> [What you will do]: Set out each line from the following listing that includes the word "arbetskraften".

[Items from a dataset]

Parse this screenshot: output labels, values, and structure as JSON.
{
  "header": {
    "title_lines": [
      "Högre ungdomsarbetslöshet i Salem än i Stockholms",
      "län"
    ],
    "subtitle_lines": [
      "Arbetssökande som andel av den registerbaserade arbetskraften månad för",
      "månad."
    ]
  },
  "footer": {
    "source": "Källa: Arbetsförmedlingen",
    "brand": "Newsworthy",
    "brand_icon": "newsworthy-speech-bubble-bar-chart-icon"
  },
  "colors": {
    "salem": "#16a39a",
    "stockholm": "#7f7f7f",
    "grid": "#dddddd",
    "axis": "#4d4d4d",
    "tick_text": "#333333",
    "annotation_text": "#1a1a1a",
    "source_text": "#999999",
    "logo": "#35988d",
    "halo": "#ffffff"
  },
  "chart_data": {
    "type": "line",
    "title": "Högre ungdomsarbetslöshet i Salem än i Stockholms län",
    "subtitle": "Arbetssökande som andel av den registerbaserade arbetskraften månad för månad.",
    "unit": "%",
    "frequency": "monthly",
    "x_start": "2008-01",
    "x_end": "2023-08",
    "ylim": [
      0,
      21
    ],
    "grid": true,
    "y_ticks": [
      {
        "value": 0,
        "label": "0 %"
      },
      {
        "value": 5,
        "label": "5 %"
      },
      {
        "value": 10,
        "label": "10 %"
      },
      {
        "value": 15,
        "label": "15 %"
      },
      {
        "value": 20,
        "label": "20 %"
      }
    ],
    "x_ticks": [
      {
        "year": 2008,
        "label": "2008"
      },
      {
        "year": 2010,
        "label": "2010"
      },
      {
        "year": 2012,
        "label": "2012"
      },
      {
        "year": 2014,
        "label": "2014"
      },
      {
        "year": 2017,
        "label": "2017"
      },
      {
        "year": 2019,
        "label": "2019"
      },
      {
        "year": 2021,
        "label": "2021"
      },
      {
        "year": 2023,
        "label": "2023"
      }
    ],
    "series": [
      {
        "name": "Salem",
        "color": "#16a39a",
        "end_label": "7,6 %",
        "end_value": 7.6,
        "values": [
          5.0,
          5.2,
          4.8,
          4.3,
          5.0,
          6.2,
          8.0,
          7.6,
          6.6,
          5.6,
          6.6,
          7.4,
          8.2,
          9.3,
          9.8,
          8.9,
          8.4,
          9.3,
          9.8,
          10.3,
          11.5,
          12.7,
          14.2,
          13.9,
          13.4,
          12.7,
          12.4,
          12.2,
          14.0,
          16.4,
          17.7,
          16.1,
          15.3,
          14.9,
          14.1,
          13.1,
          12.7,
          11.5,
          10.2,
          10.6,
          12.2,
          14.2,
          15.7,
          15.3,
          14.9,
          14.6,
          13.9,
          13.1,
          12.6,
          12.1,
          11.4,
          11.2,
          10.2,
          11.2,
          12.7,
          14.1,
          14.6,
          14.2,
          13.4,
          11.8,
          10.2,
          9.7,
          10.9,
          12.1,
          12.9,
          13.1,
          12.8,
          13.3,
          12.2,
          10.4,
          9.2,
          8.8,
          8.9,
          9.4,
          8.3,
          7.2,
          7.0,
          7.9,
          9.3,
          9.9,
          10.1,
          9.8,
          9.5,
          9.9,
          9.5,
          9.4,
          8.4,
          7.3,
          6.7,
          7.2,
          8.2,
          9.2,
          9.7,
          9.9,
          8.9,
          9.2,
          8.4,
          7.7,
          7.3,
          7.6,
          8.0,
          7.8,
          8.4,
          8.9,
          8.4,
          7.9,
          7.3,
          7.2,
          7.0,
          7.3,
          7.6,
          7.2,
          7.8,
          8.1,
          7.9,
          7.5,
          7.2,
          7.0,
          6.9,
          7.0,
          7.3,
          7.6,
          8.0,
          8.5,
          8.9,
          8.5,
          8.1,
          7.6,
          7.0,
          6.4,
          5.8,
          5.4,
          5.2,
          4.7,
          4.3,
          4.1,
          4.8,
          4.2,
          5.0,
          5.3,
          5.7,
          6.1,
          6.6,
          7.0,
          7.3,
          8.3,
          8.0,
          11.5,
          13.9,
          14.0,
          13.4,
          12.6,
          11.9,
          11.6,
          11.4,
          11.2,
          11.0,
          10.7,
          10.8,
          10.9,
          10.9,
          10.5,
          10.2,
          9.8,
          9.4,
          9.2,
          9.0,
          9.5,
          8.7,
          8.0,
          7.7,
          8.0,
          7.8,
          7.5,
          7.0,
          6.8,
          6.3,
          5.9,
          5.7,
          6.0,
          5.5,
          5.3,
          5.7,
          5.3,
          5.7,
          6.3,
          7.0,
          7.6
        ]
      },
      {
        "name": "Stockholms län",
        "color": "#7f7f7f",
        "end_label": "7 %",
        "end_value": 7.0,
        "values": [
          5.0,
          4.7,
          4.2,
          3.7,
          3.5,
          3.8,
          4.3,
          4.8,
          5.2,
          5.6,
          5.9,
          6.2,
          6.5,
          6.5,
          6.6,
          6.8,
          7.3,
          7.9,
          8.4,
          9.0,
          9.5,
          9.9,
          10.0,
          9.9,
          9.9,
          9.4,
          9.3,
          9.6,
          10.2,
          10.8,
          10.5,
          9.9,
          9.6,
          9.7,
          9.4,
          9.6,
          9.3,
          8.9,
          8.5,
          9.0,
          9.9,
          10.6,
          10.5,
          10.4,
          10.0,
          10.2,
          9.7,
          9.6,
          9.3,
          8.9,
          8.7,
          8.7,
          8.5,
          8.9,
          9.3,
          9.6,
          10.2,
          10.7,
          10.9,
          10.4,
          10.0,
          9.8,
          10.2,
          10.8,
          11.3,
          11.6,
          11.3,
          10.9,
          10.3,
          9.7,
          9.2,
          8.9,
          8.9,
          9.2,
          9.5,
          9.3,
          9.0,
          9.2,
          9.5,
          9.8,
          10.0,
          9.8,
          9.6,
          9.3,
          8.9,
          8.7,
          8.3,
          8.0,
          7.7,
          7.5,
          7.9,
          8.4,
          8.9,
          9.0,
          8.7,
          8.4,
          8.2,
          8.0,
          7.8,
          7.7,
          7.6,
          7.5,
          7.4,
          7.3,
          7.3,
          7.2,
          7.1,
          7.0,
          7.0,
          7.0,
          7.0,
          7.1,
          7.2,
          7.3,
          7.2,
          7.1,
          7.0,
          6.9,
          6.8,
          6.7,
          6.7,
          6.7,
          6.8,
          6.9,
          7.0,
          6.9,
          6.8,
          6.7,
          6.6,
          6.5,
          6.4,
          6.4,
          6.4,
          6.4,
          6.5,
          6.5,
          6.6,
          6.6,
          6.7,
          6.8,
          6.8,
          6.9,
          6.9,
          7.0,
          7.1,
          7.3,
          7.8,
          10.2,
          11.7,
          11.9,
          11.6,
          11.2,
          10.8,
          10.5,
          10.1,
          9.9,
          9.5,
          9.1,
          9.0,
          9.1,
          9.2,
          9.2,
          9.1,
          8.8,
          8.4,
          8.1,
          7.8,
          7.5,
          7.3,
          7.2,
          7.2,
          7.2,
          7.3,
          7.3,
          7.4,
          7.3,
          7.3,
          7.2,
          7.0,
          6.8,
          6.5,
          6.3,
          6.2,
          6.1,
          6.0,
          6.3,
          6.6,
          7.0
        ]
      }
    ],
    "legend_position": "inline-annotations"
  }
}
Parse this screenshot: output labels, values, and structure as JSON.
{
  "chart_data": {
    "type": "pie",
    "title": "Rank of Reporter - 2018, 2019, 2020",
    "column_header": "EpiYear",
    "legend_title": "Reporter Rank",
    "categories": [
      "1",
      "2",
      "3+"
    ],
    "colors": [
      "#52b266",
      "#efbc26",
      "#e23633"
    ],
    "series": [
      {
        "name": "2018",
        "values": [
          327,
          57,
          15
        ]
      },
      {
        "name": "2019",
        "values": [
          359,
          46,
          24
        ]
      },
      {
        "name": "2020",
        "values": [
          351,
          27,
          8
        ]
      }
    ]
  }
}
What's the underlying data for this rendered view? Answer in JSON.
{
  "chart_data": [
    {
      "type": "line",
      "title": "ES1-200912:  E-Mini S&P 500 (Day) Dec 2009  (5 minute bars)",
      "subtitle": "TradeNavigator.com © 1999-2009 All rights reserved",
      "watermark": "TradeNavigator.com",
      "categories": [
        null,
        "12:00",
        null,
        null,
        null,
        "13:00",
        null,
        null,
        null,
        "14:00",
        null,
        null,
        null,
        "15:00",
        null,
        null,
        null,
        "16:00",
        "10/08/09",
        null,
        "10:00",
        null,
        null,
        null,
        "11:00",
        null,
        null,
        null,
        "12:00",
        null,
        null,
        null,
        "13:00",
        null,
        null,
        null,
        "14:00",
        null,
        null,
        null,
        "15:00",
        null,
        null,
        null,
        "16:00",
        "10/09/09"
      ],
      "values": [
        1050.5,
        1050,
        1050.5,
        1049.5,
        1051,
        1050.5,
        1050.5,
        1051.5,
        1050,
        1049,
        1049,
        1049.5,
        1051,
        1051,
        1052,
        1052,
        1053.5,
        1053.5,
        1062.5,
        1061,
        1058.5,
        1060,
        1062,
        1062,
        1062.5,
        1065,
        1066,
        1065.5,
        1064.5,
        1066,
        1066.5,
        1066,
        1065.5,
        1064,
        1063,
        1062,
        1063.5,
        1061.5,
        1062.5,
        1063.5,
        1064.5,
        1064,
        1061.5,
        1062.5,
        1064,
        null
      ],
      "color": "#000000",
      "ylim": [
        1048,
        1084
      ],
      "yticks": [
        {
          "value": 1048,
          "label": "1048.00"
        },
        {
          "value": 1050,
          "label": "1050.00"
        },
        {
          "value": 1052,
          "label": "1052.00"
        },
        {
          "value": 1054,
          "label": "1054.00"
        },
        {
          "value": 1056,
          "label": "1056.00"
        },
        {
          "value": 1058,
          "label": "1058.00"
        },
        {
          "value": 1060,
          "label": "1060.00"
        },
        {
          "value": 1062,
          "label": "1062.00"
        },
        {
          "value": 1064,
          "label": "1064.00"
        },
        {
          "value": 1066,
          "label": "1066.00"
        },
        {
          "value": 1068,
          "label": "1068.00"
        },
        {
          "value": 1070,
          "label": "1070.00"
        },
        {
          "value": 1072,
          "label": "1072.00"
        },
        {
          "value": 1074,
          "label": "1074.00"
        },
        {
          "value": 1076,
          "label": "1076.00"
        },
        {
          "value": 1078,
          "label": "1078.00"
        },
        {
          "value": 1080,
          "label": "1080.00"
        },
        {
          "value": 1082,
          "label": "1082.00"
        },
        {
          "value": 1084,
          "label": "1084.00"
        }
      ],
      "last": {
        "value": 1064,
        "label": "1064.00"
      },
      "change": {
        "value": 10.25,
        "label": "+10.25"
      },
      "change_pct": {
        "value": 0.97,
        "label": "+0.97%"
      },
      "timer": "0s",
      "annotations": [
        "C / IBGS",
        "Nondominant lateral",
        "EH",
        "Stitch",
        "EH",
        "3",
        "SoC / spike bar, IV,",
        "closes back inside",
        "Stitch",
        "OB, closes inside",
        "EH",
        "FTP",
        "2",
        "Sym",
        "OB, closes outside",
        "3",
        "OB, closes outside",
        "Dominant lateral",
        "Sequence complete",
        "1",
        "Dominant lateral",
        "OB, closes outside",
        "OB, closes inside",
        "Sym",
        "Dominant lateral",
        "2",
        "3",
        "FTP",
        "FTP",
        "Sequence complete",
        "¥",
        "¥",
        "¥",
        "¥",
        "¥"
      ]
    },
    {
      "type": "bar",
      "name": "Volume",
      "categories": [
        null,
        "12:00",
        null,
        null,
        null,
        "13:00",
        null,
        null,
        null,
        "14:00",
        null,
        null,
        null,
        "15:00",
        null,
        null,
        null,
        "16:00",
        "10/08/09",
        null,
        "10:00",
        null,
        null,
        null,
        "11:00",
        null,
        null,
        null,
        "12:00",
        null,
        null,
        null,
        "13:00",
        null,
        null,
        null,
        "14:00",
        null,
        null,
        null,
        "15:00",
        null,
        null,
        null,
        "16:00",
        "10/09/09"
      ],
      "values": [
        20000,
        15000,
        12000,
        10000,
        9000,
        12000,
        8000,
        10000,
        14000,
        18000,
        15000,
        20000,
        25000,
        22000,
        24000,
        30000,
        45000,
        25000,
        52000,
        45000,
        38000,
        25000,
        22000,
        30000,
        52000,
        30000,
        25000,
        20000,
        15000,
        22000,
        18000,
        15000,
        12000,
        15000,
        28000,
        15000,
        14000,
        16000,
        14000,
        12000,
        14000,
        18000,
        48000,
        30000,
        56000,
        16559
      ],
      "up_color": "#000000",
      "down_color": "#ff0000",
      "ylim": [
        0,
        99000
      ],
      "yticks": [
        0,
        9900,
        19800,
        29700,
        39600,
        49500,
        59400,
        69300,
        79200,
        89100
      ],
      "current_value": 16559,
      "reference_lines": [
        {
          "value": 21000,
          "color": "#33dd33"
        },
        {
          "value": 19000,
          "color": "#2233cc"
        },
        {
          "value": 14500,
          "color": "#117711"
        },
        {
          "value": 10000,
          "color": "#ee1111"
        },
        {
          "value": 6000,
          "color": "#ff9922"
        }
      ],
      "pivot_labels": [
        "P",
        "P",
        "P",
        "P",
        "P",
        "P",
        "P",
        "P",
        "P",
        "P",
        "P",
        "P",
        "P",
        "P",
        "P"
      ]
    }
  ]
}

> [Full output]:
      "Arbetssökande som andel av den registerbaserade arbetskraften månad för",
    "subtitle": "Arbetssökande som andel av den registerbaserade arbetskraften månad för månad.",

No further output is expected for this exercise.